[Data supplied start]

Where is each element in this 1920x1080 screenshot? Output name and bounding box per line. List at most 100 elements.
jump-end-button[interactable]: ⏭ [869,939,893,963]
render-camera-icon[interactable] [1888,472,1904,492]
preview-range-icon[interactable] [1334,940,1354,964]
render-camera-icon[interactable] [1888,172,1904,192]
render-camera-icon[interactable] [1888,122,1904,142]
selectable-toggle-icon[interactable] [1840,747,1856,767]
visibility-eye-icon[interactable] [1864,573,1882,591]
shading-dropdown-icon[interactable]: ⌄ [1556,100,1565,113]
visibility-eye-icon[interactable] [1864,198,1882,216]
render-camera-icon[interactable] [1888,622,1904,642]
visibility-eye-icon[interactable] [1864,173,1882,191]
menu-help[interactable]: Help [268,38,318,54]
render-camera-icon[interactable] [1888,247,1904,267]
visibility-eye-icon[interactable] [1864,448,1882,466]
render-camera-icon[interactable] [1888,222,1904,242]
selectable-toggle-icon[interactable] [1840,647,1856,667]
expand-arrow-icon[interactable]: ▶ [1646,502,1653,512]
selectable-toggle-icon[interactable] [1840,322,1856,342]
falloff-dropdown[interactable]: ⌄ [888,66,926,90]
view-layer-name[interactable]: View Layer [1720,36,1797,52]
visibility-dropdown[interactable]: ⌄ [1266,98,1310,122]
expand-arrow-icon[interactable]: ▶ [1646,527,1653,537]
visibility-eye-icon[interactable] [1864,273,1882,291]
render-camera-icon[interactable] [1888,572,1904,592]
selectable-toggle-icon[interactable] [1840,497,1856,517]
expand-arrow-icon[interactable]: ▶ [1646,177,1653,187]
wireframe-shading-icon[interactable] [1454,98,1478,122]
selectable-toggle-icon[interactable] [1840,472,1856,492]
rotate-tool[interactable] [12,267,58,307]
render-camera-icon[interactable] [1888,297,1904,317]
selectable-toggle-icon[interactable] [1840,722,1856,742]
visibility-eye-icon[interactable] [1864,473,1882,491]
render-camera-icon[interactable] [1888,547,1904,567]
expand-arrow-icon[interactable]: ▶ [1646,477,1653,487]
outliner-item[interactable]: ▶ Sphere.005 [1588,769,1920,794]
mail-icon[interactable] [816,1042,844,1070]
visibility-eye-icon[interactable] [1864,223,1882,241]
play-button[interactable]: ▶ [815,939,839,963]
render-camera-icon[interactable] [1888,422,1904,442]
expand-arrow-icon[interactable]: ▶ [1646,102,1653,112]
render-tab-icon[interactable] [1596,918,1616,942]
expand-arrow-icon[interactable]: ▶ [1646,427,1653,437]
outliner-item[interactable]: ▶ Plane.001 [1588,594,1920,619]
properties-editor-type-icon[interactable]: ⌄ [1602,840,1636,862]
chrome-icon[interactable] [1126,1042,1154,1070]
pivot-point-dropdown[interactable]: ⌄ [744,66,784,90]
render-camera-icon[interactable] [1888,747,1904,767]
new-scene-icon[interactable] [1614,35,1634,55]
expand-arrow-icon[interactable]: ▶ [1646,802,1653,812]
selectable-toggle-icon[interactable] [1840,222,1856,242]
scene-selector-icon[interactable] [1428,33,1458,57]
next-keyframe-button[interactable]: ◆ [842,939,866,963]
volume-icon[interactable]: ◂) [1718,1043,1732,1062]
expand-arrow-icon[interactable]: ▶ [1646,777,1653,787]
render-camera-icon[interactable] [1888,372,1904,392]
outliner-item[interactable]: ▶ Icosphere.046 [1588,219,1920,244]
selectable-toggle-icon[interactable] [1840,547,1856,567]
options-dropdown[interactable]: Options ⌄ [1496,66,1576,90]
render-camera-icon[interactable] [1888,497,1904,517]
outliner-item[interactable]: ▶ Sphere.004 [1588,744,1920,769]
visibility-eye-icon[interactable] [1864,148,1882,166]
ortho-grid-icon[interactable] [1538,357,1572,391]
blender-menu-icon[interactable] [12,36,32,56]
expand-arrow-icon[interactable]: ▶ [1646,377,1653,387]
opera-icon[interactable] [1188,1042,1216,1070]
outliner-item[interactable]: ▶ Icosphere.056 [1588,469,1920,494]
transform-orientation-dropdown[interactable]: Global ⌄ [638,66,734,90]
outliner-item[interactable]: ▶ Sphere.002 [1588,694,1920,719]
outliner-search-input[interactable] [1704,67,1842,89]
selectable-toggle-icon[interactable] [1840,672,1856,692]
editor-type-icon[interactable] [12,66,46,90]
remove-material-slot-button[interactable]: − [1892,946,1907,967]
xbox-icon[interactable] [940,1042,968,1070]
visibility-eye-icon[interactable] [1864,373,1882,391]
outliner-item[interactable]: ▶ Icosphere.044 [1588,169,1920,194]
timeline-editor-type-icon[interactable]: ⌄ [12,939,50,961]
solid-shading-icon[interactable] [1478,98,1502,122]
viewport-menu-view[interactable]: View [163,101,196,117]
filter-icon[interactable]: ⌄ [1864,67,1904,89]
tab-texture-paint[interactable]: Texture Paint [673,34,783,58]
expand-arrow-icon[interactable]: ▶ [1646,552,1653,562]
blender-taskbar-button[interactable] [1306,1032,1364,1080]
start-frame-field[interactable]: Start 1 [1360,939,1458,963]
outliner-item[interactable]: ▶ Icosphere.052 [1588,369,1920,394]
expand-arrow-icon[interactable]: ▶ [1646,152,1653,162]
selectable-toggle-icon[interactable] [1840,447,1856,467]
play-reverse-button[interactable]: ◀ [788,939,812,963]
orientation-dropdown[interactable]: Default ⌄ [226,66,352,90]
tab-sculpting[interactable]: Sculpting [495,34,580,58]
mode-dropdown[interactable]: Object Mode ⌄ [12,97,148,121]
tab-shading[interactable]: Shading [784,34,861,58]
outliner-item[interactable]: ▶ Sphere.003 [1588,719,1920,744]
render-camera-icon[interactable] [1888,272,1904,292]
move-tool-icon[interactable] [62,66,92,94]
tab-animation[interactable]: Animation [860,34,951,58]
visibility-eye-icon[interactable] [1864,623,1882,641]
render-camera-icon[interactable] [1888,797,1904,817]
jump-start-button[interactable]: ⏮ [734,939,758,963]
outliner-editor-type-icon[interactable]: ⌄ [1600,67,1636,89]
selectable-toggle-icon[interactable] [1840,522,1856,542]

[Data supplied end]

Aim of the task: From the listing, extract every line that contains the string "shading", matching case exactly.

Solution to the problem:
shading-dropdown-icon[interactable]: ⌄ [1556,100,1565,113]
wireframe-shading-icon[interactable] [1454,98,1478,122]
solid-shading-icon[interactable] [1478,98,1502,122]
tab-shading[interactable]: Shading [784,34,861,58]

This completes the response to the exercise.